*WHAT IS BEING ASKED*. Gather up every line that includes the string "this".

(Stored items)
● ● ●
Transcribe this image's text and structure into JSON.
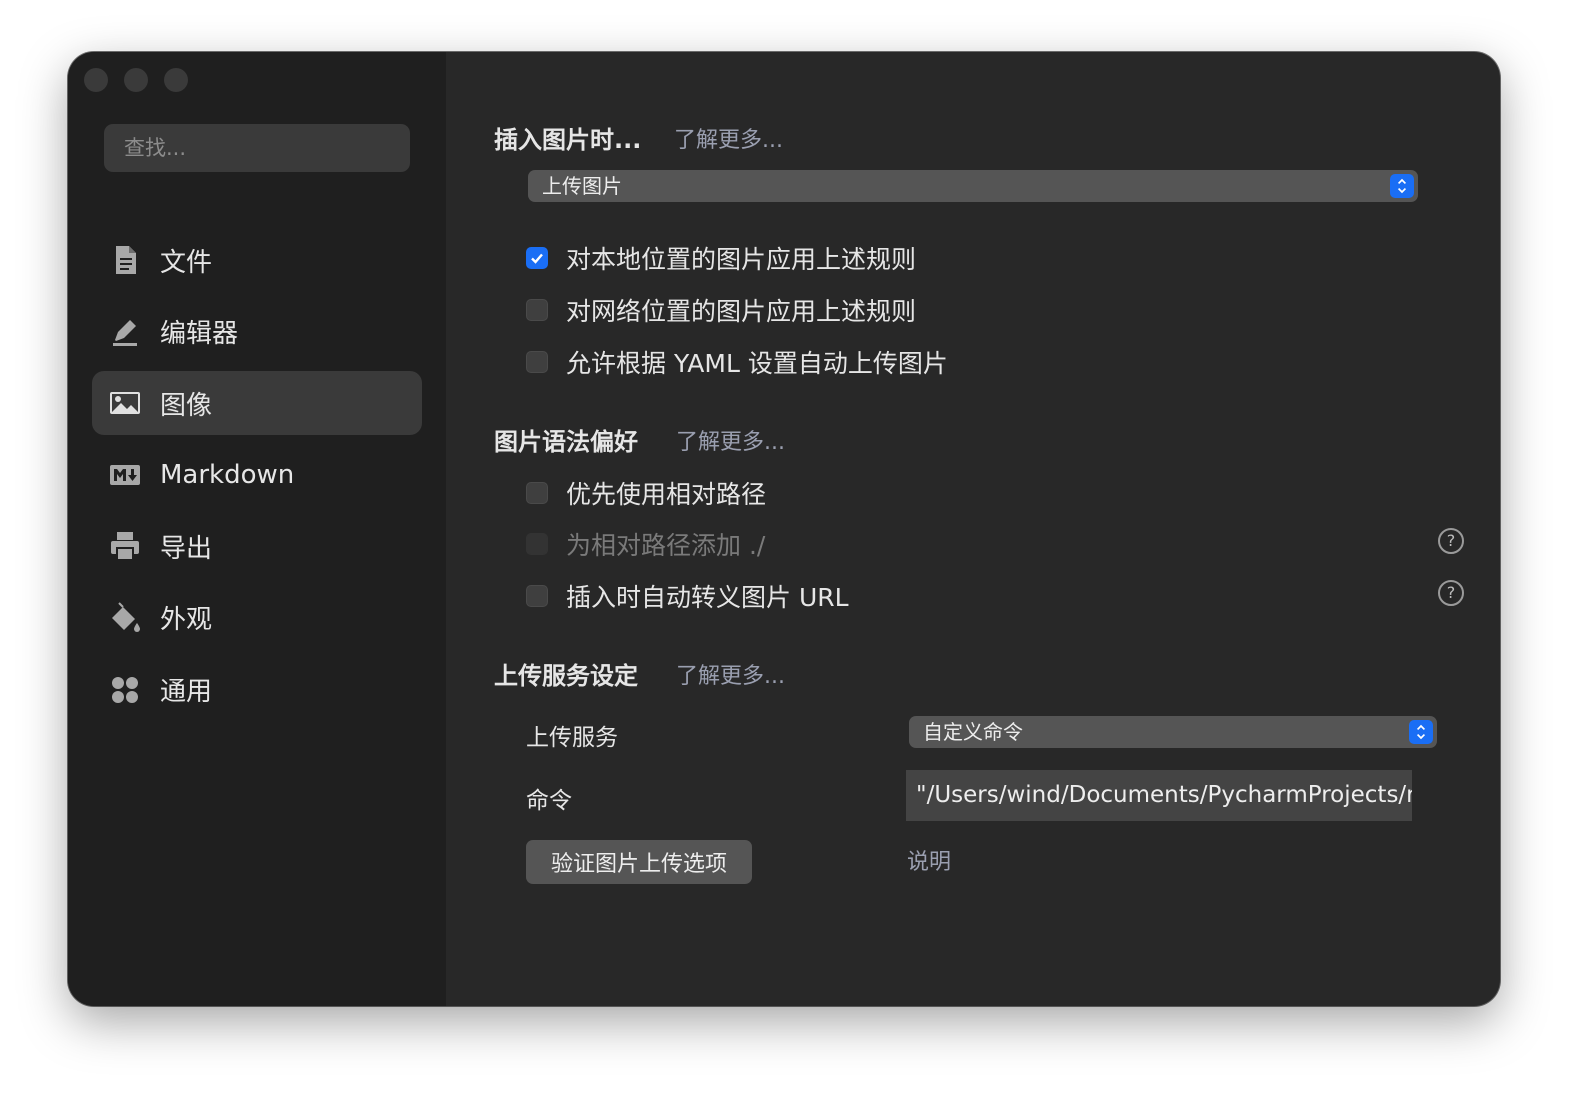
{
  "sidebar": {
    "search_placeholder": "查找...",
    "items": [
      {
        "label": "文件",
        "icon": "document-icon"
      },
      {
        "label": "编辑器",
        "icon": "pencil-icon"
      },
      {
        "label": "图像",
        "icon": "image-icon",
        "active": true
      },
      {
        "label": "Markdown",
        "icon": "markdown-icon"
      },
      {
        "label": "导出",
        "icon": "printer-icon"
      },
      {
        "label": "外观",
        "icon": "paint-bucket-icon"
      },
      {
        "label": "通用",
        "icon": "apps-icon"
      }
    ]
  },
  "insert_image": {
    "title": "插入图片时...",
    "learn_more": "了解更多...",
    "action_select": "上传图片",
    "options": [
      {
        "label": "对本地位置的图片应用上述规则",
        "checked": true
      },
      {
        "label": "对网络位置的图片应用上述规则",
        "checked": false
      },
      {
        "label": "允许根据 YAML 设置自动上传图片",
        "checked": false
      }
    ]
  },
  "syntax_pref": {
    "title": "图片语法偏好",
    "learn_more": "了解更多...",
    "options": [
      {
        "label": "优先使用相对路径",
        "checked": false
      },
      {
        "label": "为相对路径添加 ./",
        "checked": false,
        "disabled": true
      },
      {
        "label": "插入时自动转义图片 URL",
        "checked": false
      }
    ],
    "help_glyph": "?"
  },
  "upload_service": {
    "title": "上传服务设定",
    "learn_more": "了解更多...",
    "service_label": "上传服务",
    "service_value": "自定义命令",
    "command_label": "命令",
    "command_value": "\"/Users/wind/Documents/PycharmProjects/rs",
    "verify_button": "验证图片上传选项",
    "explain_link": "说明"
  },
  "colors": {
    "accent": "#1a6ef5",
    "sidebar_bg": "#1f1f1f",
    "content_bg": "#282828",
    "link": "#9a9fb0"
  }
}
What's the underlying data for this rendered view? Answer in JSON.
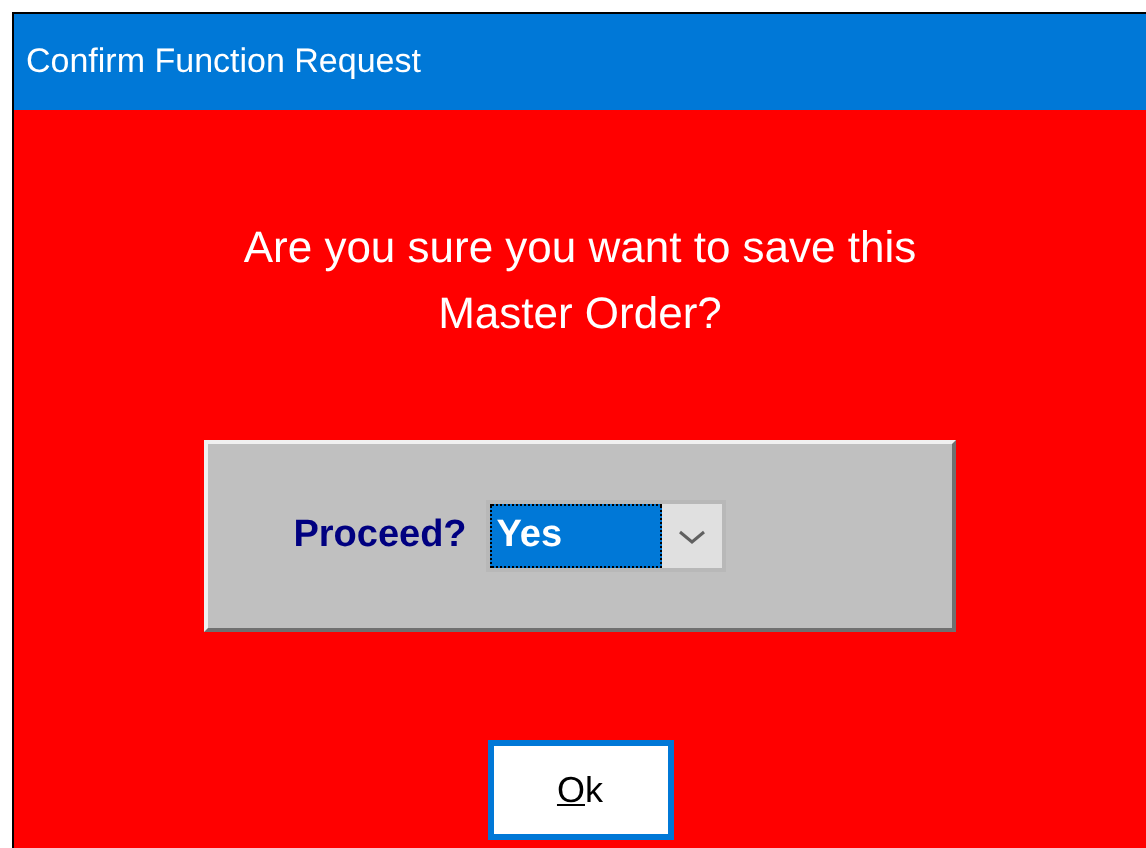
{
  "window": {
    "title": "Confirm Function Request"
  },
  "message": "Are you sure you want to save this Master Order?",
  "proceed": {
    "label": "Proceed?",
    "value": "Yes",
    "focused": true
  },
  "ok_button": {
    "label": "Ok",
    "underline_first": true,
    "focused": true
  }
}
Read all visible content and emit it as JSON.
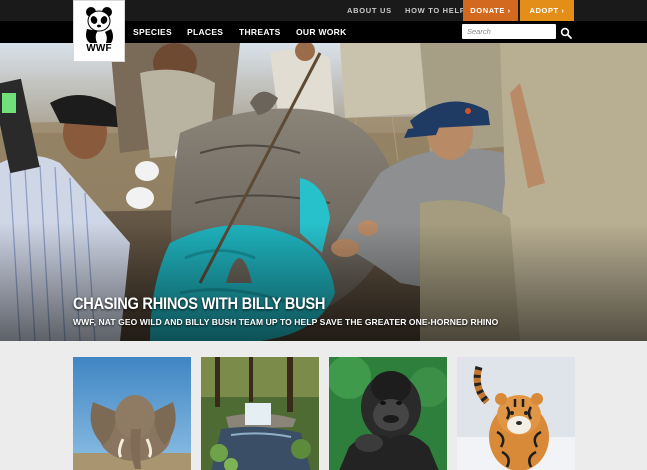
{
  "site": {
    "logo_text": "WWF"
  },
  "utility_nav": {
    "about": "ABOUT US",
    "help": "HOW TO HELP",
    "donate": "DONATE ›",
    "adopt": "ADOPT ›"
  },
  "main_nav": {
    "items": [
      "SPECIES",
      "PLACES",
      "THREATS",
      "OUR WORK"
    ]
  },
  "search": {
    "placeholder": "Search"
  },
  "hero": {
    "title": "CHASING RHINOS WITH BILLY BUSH",
    "subtitle": "WWF, NAT GEO WILD AND BILLY BUSH TEAM UP TO HELP SAVE THE GREATER ONE-HORNED RHINO"
  },
  "thumbnails": [
    {
      "subject": "elephant"
    },
    {
      "subject": "waterfall"
    },
    {
      "subject": "gorilla"
    },
    {
      "subject": "tiger"
    }
  ],
  "colors": {
    "donate": "#d3691f",
    "adopt": "#e38e19",
    "topbar": "#1a1a1a",
    "navbar": "#000000"
  }
}
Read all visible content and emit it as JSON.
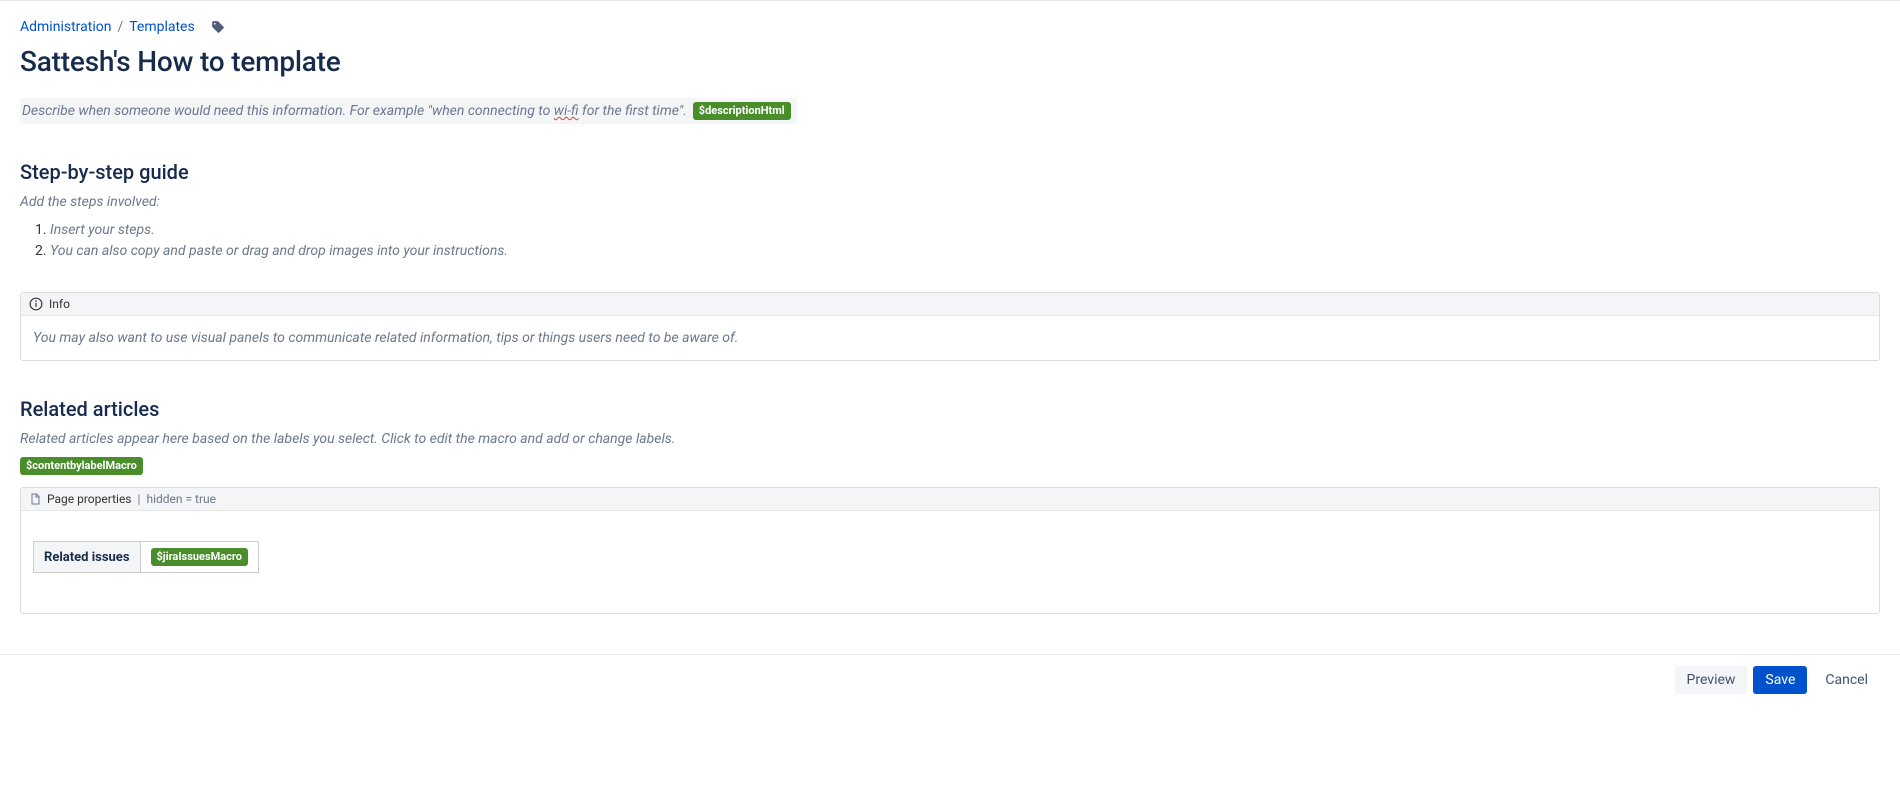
{
  "breadcrumb": {
    "administration": "Administration",
    "templates": "Templates"
  },
  "page_title": "Sattesh's How to template",
  "description": {
    "prefix": "Describe when someone would need this information. For example \"when connecting to ",
    "misspelled": "wi-fi",
    "suffix": " for the first time\".",
    "macro": "$descriptionHtml"
  },
  "step_section": {
    "heading": "Step-by-step guide",
    "intro": "Add the steps involved:",
    "items": [
      "Insert your steps.",
      "You can also copy and paste or drag and drop images into your instructions."
    ]
  },
  "info_panel": {
    "label": "Info",
    "body": "You may also want to use visual panels to communicate related information, tips or things users need to be aware of."
  },
  "related": {
    "heading": "Related articles",
    "intro": "Related articles appear here based on the labels you select. Click to edit the macro and add or change labels.",
    "macro": "$contentbylabelMacro"
  },
  "page_properties": {
    "label": "Page properties",
    "params": "hidden = true",
    "table_header": "Related issues",
    "jira_macro": "$jiraIssuesMacro"
  },
  "footer": {
    "preview": "Preview",
    "save": "Save",
    "cancel": "Cancel"
  }
}
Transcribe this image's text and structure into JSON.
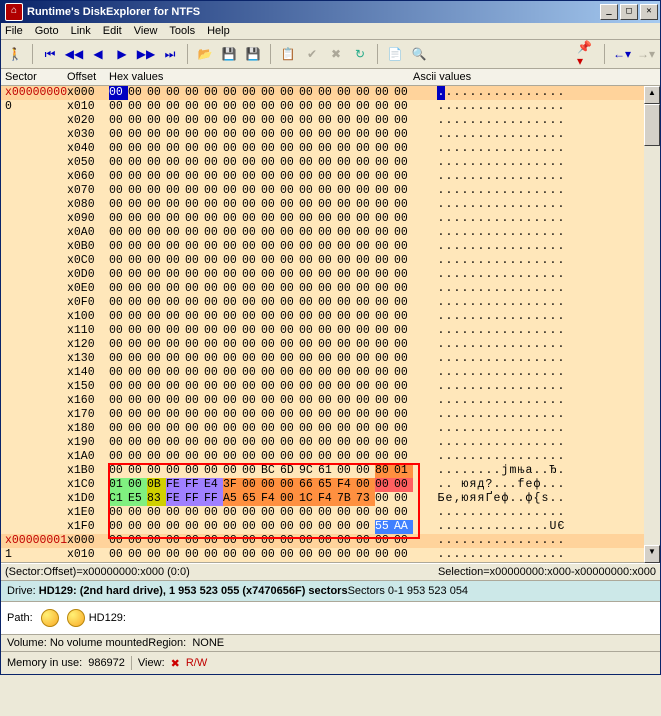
● ● ●
*THE REPLY*.
Transcribe this image's text and structure into JSON.
What's the underlying data for this rendered view? Answer in JSON.
  "message": "Are you sure you want to save this Master Order?",
    "prefix": "Describe when someone would need this information. For example \"when connecting to ",
Transcribe this image's text and structure into JSON.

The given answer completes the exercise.